[Stored data]
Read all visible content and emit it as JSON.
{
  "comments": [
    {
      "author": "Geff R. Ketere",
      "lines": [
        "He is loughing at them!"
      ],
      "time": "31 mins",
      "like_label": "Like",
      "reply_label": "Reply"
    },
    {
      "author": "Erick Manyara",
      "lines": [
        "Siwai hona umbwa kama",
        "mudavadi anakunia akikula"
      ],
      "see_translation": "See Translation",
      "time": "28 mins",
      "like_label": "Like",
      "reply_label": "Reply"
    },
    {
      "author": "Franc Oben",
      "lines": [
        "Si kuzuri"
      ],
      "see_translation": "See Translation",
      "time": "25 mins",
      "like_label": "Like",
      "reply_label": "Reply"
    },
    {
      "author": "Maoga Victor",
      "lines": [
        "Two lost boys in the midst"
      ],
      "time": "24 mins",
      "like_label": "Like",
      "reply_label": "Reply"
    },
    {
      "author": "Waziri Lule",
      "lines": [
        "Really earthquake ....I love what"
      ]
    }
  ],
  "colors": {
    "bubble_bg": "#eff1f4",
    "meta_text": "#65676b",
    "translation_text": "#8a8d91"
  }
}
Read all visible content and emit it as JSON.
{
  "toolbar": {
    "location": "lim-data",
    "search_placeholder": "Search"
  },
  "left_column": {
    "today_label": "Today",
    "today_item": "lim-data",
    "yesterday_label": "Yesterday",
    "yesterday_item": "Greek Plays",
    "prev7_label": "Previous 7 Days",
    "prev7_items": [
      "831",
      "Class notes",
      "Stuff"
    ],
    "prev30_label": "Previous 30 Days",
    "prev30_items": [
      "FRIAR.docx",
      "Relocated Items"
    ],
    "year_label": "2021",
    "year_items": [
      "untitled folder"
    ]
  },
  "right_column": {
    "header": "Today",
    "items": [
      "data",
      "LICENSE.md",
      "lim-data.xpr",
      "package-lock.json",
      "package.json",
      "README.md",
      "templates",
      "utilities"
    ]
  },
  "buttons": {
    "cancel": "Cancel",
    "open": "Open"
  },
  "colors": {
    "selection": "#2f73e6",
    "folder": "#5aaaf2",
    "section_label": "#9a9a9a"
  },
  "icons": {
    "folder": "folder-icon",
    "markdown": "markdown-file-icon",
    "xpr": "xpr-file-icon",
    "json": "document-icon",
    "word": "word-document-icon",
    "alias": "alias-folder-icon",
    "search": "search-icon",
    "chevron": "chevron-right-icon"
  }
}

◆ To be done: Read through the entries and copy each line in which "author" appears.

◆ Response to the task:
      "author": "Geff R. Ketere",
      "author": "Erick Manyara",
      "author": "Franc Oben",
      "author": "Maoga Victor",
      "author": "Waziri Lule",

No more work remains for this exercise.